### TASK INPUT
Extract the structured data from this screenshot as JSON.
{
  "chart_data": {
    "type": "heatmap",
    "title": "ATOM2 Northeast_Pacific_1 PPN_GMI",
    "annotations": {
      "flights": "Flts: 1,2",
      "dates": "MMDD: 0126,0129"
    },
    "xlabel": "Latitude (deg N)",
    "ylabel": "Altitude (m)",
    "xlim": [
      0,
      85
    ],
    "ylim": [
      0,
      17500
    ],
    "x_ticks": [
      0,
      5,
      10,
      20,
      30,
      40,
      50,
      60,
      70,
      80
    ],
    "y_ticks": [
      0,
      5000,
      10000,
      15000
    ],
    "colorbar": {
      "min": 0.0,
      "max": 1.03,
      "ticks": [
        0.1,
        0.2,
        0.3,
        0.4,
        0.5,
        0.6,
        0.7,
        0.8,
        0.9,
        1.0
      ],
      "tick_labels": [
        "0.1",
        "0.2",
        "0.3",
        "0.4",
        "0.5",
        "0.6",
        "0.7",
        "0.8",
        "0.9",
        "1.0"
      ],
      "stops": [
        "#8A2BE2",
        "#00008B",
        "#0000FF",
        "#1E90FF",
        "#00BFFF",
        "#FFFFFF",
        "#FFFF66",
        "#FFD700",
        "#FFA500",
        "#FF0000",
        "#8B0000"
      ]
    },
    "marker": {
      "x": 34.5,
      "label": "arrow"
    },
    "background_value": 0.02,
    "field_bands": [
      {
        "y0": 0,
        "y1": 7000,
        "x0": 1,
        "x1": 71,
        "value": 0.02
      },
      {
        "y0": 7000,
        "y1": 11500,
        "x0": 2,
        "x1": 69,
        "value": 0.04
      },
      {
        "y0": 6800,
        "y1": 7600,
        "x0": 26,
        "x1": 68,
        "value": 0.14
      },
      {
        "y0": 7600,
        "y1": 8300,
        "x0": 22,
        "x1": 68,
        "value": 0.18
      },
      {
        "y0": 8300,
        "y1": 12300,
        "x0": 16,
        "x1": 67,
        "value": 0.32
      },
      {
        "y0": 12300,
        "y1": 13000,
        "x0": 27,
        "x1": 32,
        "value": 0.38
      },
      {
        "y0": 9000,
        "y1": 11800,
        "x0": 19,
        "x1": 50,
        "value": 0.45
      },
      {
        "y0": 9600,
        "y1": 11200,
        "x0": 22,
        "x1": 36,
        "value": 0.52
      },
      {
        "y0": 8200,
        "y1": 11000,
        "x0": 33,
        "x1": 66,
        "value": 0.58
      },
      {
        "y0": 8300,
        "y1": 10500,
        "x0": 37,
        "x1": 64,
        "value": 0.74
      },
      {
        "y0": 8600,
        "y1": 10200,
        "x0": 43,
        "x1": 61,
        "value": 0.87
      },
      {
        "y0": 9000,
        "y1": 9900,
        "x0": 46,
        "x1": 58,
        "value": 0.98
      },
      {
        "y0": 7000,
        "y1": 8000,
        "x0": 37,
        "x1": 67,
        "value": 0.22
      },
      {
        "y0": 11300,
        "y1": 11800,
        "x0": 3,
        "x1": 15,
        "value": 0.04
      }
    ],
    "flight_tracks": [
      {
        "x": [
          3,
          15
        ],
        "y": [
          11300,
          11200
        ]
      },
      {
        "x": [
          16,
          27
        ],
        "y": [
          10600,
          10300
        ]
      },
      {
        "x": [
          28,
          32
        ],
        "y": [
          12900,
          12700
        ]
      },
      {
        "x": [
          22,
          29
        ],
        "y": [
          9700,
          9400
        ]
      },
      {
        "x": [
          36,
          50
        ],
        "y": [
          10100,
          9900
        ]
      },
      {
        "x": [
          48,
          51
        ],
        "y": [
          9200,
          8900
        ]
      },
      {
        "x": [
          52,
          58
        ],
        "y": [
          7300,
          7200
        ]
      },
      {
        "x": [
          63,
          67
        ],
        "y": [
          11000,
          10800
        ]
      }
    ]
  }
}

### GIVEN PROBLEM
Your task is to quote the listing above word for word.

### REPLY TO THE TASK
Extract the structured data from this screenshot as JSON.
{
  "chart_data": {
    "type": "heatmap",
    "title": "ATOM2 Northeast_Pacific_1 PPN_GMI",
    "annotations": {
      "flights": "Flts: 1,2",
      "dates": "MMDD: 0126,0129"
    },
    "xlabel": "Latitude (deg N)",
    "ylabel": "Altitude (m)",
    "xlim": [
      0,
      85
    ],
    "ylim": [
      0,
      17500
    ],
    "x_ticks": [
      0,
      5,
      10,
      20,
      30,
      40,
      50,
      60,
      70,
      80
    ],
    "y_ticks": [
      0,
      5000,
      10000,
      15000
    ],
    "colorbar": {
      "min": 0.0,
      "max": 1.03,
      "ticks": [
        0.1,
        0.2,
        0.3,
        0.4,
        0.5,
        0.6,
        0.7,
        0.8,
        0.9,
        1.0
      ],
      "tick_labels": [
        "0.1",
        "0.2",
        "0.3",
        "0.4",
        "0.5",
        "0.6",
        "0.7",
        "0.8",
        "0.9",
        "1.0"
      ],
      "stops": [
        "#8A2BE2",
        "#00008B",
        "#0000FF",
        "#1E90FF",
        "#00BFFF",
        "#FFFFFF",
        "#FFFF66",
        "#FFD700",
        "#FFA500",
        "#FF0000",
        "#8B0000"
      ]
    },
    "marker": {
      "x": 34.5,
      "label": "arrow"
    },
    "background_value": 0.02,
    "field_bands": [
      {
        "y0": 0,
        "y1": 7000,
        "x0": 1,
        "x1": 71,
        "value": 0.02
      },
      {
        "y0": 7000,
        "y1": 11500,
        "x0": 2,
        "x1": 69,
        "value": 0.04
      },
      {
        "y0": 6800,
        "y1": 7600,
        "x0": 26,
        "x1": 68,
        "value": 0.14
      },
      {
        "y0": 7600,
        "y1": 8300,
        "x0": 22,
        "x1": 68,
        "value": 0.18
      },
      {
        "y0": 8300,
        "y1": 12300,
        "x0": 16,
        "x1": 67,
        "value": 0.32
      },
      {
        "y0": 12300,
        "y1": 13000,
        "x0": 27,
        "x1": 32,
        "value": 0.38
      },
      {
        "y0": 9000,
        "y1": 11800,
        "x0": 19,
        "x1": 50,
        "value": 0.45
      },
      {
        "y0": 9600,
        "y1": 11200,
        "x0": 22,
        "x1": 36,
        "value": 0.52
      },
      {
        "y0": 8200,
        "y1": 11000,
        "x0": 33,
        "x1": 66,
        "value": 0.58
      },
      {
        "y0": 8300,
        "y1": 10500,
        "x0": 37,
        "x1": 64,
        "value": 0.74
      },
      {
        "y0": 8600,
        "y1": 10200,
        "x0": 43,
        "x1": 61,
        "value": 0.87
      },
      {
        "y0": 9000,
        "y1": 9900,
        "x0": 46,
        "x1": 58,
        "value": 0.98
      },
      {
        "y0": 7000,
        "y1": 8000,
        "x0": 37,
        "x1": 67,
        "value": 0.22
      },
      {
        "y0": 11300,
        "y1": 11800,
        "x0": 3,
        "x1": 15,
        "value": 0.04
      }
    ],
    "flight_tracks": [
      {
        "x": [
          3,
          15
        ],
        "y": [
          11300,
          11200
        ]
      },
      {
        "x": [
          16,
          27
        ],
        "y": [
          10600,
          10300
        ]
      },
      {
        "x": [
          28,
          32
        ],
        "y": [
          12900,
          12700
        ]
      },
      {
        "x": [
          22,
          29
        ],
        "y": [
          9700,
          9400
        ]
      },
      {
        "x": [
          36,
          50
        ],
        "y": [
          10100,
          9900
        ]
      },
      {
        "x": [
          48,
          51
        ],
        "y": [
          9200,
          8900
        ]
      },
      {
        "x": [
          52,
          58
        ],
        "y": [
          7300,
          7200
        ]
      },
      {
        "x": [
          63,
          67
        ],
        "y": [
          11000,
          10800
        ]
      }
    ]
  }
}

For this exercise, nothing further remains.